Task to complete >> Copy the rows below word for word. Begin with the first row and stop after the one that contains "day-number: 4: [554, 109, 659, 131]".

Available data >>
□ □ □ □ □ □ □
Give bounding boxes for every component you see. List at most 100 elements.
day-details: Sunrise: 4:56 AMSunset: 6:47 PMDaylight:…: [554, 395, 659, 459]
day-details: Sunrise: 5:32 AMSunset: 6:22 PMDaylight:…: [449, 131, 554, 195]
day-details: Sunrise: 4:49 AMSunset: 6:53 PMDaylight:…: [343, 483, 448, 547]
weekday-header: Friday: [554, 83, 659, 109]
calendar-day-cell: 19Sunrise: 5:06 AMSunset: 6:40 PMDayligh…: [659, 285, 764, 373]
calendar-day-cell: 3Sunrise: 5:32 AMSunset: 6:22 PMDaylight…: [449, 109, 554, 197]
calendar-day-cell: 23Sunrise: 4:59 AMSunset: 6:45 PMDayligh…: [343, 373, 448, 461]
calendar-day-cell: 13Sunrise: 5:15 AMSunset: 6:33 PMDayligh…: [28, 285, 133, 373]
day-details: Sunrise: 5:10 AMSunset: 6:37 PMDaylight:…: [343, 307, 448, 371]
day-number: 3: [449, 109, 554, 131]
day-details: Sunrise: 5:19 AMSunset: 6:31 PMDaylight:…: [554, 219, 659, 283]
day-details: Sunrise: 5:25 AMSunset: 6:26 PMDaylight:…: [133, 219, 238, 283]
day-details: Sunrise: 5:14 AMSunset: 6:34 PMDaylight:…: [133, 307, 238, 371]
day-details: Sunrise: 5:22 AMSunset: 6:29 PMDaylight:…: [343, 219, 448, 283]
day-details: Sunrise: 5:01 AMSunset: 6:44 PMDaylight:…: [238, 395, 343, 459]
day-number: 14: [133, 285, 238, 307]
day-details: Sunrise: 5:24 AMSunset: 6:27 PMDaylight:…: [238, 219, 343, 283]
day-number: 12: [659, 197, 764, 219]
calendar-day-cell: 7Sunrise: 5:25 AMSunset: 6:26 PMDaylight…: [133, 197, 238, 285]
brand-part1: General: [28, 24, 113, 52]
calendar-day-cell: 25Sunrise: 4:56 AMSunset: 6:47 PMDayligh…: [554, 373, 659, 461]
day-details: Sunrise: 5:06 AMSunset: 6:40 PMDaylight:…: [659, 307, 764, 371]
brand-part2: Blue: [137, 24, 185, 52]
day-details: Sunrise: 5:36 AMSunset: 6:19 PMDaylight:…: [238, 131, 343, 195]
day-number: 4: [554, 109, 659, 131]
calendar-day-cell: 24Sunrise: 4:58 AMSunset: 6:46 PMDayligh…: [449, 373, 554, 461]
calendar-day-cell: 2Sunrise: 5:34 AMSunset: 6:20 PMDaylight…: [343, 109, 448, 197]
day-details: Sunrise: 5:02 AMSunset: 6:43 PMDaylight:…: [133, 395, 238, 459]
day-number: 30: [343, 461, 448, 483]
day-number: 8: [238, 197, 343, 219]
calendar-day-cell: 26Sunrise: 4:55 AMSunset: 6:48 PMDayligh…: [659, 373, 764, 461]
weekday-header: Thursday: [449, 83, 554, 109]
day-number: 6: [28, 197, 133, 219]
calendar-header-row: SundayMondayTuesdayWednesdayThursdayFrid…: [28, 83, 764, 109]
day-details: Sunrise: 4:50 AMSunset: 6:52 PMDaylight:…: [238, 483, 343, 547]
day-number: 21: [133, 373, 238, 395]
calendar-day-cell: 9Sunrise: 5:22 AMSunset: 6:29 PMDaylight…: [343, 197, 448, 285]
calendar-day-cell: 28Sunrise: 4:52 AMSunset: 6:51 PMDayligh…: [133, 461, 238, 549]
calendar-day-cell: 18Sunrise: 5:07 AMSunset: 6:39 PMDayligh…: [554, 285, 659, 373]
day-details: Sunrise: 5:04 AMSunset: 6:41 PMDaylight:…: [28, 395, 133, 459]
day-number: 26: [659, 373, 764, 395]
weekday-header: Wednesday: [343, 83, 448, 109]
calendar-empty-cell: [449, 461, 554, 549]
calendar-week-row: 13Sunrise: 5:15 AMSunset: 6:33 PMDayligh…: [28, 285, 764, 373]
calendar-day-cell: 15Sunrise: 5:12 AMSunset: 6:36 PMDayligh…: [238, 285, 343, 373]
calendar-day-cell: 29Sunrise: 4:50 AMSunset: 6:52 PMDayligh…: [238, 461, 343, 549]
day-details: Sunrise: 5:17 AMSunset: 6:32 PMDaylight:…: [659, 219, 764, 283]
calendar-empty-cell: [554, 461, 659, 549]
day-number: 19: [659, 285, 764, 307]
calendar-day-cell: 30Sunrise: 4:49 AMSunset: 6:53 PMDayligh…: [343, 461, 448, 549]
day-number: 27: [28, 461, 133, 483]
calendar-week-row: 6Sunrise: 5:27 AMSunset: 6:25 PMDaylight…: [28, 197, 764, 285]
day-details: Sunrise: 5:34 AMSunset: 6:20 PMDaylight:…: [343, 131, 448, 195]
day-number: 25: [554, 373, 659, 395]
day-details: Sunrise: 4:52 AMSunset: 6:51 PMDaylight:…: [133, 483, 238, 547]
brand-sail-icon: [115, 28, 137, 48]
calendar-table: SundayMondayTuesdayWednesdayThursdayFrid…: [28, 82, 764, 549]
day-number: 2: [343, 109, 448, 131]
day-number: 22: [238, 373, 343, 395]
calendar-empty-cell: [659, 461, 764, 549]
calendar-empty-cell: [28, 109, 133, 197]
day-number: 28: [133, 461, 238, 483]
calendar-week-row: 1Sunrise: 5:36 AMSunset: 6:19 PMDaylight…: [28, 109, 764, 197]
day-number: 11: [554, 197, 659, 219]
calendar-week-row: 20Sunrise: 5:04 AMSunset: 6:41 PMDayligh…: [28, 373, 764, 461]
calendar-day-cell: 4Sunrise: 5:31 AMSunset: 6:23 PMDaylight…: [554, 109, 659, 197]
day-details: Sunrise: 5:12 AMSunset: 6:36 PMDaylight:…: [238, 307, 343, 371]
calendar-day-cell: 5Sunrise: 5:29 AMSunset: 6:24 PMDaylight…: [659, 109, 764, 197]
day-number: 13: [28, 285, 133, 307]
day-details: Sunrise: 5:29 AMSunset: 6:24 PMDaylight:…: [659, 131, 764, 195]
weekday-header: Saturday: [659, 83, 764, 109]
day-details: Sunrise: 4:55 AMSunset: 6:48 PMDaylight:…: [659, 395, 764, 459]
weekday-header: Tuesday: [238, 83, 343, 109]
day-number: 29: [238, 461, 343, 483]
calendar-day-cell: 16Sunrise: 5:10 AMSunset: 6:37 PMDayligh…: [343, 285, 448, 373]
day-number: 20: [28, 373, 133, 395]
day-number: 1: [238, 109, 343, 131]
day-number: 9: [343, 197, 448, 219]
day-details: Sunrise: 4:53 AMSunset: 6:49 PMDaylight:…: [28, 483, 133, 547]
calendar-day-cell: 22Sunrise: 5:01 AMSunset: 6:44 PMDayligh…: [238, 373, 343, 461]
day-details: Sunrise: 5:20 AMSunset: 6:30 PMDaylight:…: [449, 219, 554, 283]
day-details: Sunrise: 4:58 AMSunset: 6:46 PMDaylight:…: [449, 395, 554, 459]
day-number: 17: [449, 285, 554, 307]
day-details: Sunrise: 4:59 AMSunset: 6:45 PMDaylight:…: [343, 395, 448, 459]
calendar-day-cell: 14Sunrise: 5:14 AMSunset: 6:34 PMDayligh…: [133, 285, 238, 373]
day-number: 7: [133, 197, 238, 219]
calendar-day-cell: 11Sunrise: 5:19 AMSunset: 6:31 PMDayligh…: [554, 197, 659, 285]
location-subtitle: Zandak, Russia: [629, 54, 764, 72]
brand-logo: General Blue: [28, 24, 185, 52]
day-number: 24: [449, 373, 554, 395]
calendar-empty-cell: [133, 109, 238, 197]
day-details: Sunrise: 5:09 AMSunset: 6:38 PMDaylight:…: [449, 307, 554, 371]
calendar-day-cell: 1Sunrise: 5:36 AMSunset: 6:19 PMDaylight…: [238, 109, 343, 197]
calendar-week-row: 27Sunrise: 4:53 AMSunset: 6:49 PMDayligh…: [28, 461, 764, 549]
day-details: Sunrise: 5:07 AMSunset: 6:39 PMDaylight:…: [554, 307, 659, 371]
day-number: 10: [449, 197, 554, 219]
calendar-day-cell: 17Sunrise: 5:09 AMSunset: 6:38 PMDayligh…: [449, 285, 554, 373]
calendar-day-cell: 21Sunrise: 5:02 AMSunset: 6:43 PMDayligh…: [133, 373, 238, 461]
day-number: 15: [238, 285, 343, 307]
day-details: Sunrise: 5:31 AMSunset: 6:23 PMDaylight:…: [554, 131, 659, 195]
□ □ □ □ □ □ □
Problem solution >>
Give bounding boxes for every component you see. List at most 100 elements.
day-details: Sunrise: 4:56 AMSunset: 6:47 PMDaylight:…: [554, 395, 659, 459]
day-details: Sunrise: 5:32 AMSunset: 6:22 PMDaylight:…: [449, 131, 554, 195]
day-details: Sunrise: 4:49 AMSunset: 6:53 PMDaylight:…: [343, 483, 448, 547]
weekday-header: Friday: [554, 83, 659, 109]
calendar-day-cell: 19Sunrise: 5:06 AMSunset: 6:40 PMDayligh…: [659, 285, 764, 373]
calendar-day-cell: 3Sunrise: 5:32 AMSunset: 6:22 PMDaylight…: [449, 109, 554, 197]
calendar-day-cell: 23Sunrise: 4:59 AMSunset: 6:45 PMDayligh…: [343, 373, 448, 461]
calendar-day-cell: 13Sunrise: 5:15 AMSunset: 6:33 PMDayligh…: [28, 285, 133, 373]
day-details: Sunrise: 5:10 AMSunset: 6:37 PMDaylight:…: [343, 307, 448, 371]
day-number: 3: [449, 109, 554, 131]
day-details: Sunrise: 5:19 AMSunset: 6:31 PMDaylight:…: [554, 219, 659, 283]
day-details: Sunrise: 5:25 AMSunset: 6:26 PMDaylight:…: [133, 219, 238, 283]
day-details: Sunrise: 5:14 AMSunset: 6:34 PMDaylight:…: [133, 307, 238, 371]
day-details: Sunrise: 5:22 AMSunset: 6:29 PMDaylight:…: [343, 219, 448, 283]
day-details: Sunrise: 5:01 AMSunset: 6:44 PMDaylight:…: [238, 395, 343, 459]
day-number: 14: [133, 285, 238, 307]
day-details: Sunrise: 5:24 AMSunset: 6:27 PMDaylight:…: [238, 219, 343, 283]
day-number: 12: [659, 197, 764, 219]
calendar-day-cell: 7Sunrise: 5:25 AMSunset: 6:26 PMDaylight…: [133, 197, 238, 285]
brand-part1: General: [28, 24, 113, 52]
calendar-day-cell: 25Sunrise: 4:56 AMSunset: 6:47 PMDayligh…: [554, 373, 659, 461]
day-details: Sunrise: 5:06 AMSunset: 6:40 PMDaylight:…: [659, 307, 764, 371]
brand-part2: Blue: [137, 24, 185, 52]
day-details: Sunrise: 5:36 AMSunset: 6:19 PMDaylight:…: [238, 131, 343, 195]
day-number: 4: [554, 109, 659, 131]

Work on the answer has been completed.